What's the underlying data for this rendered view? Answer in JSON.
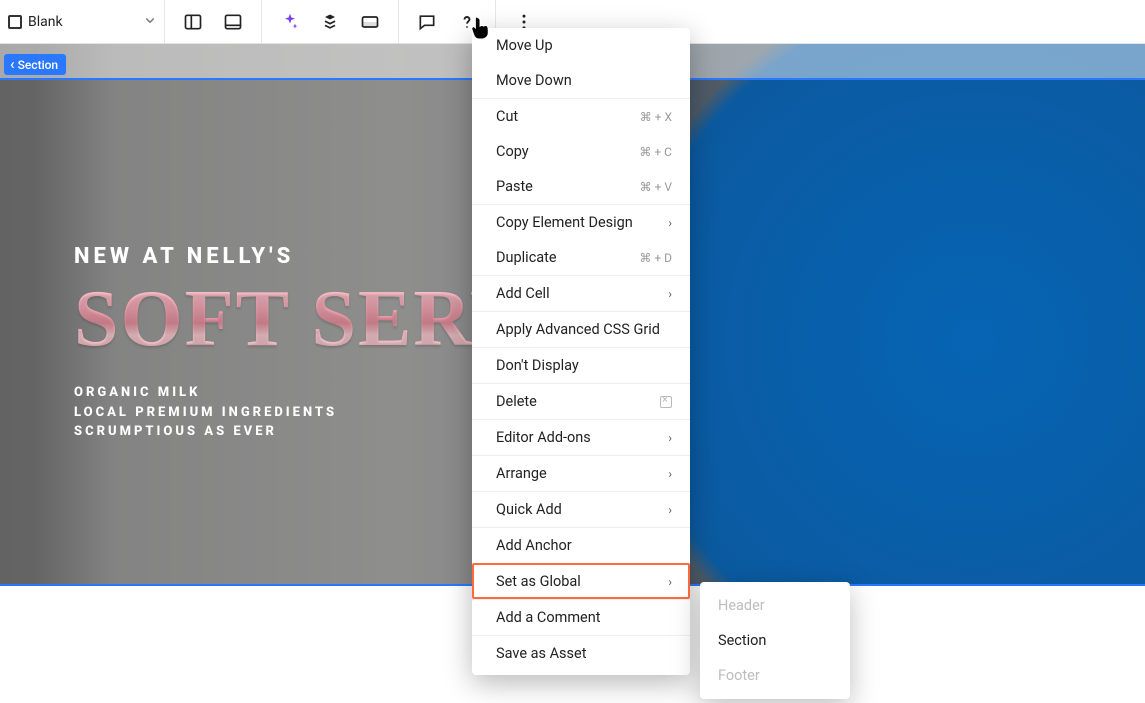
{
  "toolbar": {
    "section_label": "Blank"
  },
  "section_tab": "Section",
  "hero": {
    "eyebrow": "NEW AT NELLY'S",
    "title": "SOFT SERVE",
    "line1": "ORGANIC MILK",
    "line2": "LOCAL PREMIUM INGREDIENTS",
    "line3": "SCRUMPTIOUS AS EVER"
  },
  "menu": {
    "move_up": "Move Up",
    "move_down": "Move Down",
    "cut": "Cut",
    "cut_sc": "⌘ + X",
    "copy": "Copy",
    "copy_sc": "⌘ + C",
    "paste": "Paste",
    "paste_sc": "⌘ + V",
    "copy_design": "Copy Element Design",
    "duplicate": "Duplicate",
    "duplicate_sc": "⌘ + D",
    "add_cell": "Add Cell",
    "apply_grid": "Apply Advanced CSS Grid",
    "dont_display": "Don't Display",
    "delete": "Delete",
    "addons": "Editor Add-ons",
    "arrange": "Arrange",
    "quick_add": "Quick Add",
    "add_anchor": "Add Anchor",
    "set_global": "Set as Global",
    "add_comment": "Add a Comment",
    "save_asset": "Save as Asset"
  },
  "submenu": {
    "header": "Header",
    "section": "Section",
    "footer": "Footer"
  }
}
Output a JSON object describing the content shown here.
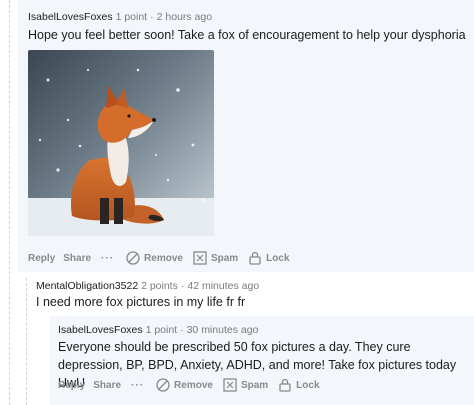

★ ★ ★ ★ ★

> _Problem details_
Do not include images; quote all of the entries above exactly.

> _Reply to the exercise_
What's the underlying data for this rendered view? Answer in JSON.
{
  "toolbar": {
    "section_label": "Blank"
  },
  "section_tab": "Section",
  "hero": {
    "eyebrow": "NEW AT NELLY'S",
    "title": "SOFT SERVE",
    "line1": "ORGANIC MILK",
    "line2": "LOCAL PREMIUM INGREDIENTS",
    "line3": "SCRUMPTIOUS AS EVER"
  },
  "menu": {
    "move_up": "Move Up",
    "move_down": "Move Down",
    "cut": "Cut",
    "cut_sc": "⌘ + X",
    "copy": "Copy",
    "copy_sc": "⌘ + C",
    "paste": "Paste",
    "paste_sc": "⌘ + V",
    "copy_design": "Copy Element Design",
    "duplicate": "Duplicate",
    "duplicate_sc": "⌘ + D",
    "add_cell": "Add Cell",
    "apply_grid": "Apply Advanced CSS Grid",
    "dont_display": "Don't Display",
    "delete": "Delete",
    "addons": "Editor Add-ons",
    "arrange": "Arrange",
    "quick_add": "Quick Add",
    "add_anchor": "Add Anchor",
    "set_global": "Set as Global",
    "add_comment": "Add a Comment",
    "save_asset": "Save as Asset"
  },
  "submenu": {
    "header": "Header",
    "section": "Section",
    "footer": "Footer"
  }
}
Output a JSON object describing the content shown here.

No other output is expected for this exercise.